::: Records to process

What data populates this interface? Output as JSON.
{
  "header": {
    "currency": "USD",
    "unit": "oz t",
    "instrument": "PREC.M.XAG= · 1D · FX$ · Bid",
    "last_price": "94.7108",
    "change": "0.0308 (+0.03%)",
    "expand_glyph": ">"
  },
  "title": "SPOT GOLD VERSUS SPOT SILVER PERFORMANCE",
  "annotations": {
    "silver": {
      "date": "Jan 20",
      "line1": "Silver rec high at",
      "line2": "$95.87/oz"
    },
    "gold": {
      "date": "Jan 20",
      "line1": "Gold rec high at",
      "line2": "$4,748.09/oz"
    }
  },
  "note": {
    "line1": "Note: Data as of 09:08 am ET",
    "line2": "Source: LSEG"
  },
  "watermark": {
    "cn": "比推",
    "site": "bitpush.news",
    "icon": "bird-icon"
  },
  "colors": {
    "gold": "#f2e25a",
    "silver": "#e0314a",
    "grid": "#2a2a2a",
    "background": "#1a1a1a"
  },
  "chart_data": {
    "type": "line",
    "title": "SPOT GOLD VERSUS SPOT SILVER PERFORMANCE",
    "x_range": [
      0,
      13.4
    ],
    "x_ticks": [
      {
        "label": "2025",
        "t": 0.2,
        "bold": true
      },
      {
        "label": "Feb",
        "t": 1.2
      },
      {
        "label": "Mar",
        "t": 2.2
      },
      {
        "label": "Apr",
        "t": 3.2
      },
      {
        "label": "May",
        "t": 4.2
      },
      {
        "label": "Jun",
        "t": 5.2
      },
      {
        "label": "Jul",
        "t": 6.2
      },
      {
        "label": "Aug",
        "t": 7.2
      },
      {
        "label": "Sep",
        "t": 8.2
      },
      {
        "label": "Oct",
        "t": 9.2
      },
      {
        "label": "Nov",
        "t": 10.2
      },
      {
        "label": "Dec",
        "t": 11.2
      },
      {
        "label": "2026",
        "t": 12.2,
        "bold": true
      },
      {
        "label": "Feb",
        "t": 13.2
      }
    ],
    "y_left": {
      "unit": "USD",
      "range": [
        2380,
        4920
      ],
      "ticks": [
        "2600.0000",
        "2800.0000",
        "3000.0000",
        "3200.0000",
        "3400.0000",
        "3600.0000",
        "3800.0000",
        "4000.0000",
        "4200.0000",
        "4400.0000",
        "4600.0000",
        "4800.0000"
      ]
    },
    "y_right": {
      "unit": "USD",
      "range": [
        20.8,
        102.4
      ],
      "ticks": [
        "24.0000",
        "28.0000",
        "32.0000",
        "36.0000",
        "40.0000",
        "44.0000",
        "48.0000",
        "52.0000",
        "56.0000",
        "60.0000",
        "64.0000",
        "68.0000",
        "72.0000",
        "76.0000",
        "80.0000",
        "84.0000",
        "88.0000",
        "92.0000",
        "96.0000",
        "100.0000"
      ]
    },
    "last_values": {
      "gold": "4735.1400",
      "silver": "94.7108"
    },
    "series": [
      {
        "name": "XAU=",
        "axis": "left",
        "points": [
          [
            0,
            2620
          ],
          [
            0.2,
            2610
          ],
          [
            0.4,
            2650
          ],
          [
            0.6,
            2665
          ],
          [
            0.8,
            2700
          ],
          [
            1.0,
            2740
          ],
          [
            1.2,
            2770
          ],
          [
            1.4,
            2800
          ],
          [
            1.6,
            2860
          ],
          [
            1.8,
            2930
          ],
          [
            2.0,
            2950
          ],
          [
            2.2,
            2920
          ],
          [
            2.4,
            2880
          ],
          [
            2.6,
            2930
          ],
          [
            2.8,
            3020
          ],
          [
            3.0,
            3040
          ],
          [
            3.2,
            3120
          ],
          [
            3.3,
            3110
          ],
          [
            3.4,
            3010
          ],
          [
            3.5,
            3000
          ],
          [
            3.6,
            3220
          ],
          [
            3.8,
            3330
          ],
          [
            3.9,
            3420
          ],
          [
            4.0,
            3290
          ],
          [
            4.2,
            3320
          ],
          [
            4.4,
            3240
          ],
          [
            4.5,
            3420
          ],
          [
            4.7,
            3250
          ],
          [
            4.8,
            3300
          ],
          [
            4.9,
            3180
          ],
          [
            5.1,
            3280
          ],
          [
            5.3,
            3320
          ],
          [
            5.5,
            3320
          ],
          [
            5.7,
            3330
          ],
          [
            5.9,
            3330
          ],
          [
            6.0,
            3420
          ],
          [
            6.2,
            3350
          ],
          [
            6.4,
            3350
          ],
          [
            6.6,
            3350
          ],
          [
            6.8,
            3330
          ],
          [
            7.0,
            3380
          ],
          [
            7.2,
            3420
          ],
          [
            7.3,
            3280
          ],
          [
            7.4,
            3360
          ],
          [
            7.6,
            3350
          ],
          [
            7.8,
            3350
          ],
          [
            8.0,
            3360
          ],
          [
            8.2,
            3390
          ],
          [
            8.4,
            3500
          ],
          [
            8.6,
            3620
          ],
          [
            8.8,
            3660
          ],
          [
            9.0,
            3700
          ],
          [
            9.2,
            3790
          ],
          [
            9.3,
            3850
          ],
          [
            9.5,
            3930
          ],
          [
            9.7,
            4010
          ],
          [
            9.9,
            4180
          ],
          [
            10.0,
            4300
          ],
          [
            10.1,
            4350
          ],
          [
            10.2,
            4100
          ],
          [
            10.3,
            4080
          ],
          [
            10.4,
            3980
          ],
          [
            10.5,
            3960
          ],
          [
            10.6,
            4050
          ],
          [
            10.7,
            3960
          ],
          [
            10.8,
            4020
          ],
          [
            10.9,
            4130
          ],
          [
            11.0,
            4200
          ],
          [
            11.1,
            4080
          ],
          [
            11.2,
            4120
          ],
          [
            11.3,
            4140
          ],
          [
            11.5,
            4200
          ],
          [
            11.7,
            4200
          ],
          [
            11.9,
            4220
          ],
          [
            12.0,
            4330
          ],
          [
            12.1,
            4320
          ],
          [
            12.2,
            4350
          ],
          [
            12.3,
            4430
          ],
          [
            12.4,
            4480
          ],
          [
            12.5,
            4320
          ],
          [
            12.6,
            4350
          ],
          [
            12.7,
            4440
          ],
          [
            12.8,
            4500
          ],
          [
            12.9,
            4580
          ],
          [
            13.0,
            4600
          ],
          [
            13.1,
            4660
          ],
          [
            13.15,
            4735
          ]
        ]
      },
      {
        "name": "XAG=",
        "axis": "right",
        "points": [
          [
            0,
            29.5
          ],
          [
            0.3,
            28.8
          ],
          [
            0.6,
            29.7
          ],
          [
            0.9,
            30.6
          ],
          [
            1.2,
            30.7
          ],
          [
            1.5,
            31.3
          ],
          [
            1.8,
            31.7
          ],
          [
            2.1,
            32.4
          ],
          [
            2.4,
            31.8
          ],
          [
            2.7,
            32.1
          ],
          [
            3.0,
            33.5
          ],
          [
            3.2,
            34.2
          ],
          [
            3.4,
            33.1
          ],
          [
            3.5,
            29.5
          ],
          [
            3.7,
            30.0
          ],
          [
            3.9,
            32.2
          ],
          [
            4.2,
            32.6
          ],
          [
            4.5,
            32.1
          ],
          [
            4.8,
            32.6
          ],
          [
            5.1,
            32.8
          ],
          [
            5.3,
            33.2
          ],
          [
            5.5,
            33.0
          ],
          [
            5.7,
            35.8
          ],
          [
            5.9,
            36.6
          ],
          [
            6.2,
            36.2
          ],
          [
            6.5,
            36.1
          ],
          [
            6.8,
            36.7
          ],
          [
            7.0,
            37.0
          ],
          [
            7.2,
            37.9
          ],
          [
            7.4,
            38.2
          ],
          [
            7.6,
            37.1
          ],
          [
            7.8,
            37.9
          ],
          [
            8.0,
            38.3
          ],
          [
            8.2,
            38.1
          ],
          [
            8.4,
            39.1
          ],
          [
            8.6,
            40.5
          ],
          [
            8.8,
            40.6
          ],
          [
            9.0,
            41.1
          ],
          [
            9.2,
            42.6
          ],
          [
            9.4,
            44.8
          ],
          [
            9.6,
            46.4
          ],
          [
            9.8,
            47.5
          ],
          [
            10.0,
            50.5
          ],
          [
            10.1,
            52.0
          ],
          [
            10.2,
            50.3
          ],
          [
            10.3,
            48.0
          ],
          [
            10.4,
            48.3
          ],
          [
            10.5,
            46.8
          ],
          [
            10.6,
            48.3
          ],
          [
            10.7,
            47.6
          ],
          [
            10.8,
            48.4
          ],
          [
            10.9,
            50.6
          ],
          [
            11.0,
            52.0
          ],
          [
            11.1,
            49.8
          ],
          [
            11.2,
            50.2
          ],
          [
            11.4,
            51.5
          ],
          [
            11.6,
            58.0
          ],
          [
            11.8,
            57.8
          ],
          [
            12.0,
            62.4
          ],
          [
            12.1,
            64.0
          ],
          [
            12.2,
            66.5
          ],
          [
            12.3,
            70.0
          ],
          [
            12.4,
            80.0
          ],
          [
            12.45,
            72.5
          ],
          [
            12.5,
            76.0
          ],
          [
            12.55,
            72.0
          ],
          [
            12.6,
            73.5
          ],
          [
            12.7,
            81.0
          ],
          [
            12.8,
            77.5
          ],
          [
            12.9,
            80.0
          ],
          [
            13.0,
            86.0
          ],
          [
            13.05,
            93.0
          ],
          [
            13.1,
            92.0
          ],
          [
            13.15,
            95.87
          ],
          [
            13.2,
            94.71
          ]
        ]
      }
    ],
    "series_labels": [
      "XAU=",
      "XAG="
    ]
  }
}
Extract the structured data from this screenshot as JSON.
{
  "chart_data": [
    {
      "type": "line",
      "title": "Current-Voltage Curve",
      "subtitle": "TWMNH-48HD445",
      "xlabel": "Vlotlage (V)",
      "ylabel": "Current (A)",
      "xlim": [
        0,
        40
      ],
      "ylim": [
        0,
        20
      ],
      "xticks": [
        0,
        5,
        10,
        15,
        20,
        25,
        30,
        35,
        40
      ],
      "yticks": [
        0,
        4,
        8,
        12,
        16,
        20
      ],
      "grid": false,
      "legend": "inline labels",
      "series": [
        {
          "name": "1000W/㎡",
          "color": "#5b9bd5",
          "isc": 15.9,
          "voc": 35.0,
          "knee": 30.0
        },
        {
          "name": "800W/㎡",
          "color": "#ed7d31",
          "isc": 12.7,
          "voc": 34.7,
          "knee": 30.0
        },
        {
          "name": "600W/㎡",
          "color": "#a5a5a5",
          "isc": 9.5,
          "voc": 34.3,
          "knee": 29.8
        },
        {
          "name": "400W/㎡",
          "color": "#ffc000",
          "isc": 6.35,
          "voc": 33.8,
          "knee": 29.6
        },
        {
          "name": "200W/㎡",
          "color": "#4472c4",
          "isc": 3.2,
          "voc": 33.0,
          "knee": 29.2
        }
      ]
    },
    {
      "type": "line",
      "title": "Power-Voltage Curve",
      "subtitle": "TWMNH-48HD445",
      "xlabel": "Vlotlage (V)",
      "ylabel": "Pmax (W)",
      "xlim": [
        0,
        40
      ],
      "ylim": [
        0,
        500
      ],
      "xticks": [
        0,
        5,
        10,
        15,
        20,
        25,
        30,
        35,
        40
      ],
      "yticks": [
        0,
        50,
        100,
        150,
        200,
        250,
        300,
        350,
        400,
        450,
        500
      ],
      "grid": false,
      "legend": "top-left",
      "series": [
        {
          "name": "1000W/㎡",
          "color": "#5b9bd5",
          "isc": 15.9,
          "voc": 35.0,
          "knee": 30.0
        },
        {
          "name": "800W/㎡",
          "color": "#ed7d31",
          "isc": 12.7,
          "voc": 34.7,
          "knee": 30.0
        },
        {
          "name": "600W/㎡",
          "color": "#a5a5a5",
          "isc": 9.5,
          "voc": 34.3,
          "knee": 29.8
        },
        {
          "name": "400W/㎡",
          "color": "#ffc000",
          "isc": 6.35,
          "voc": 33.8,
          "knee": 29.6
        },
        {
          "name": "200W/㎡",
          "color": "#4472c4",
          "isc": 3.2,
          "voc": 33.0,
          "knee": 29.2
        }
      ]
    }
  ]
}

::::::

» What is needed: Report only the count of lines that include the string "this".

» Task answer: 2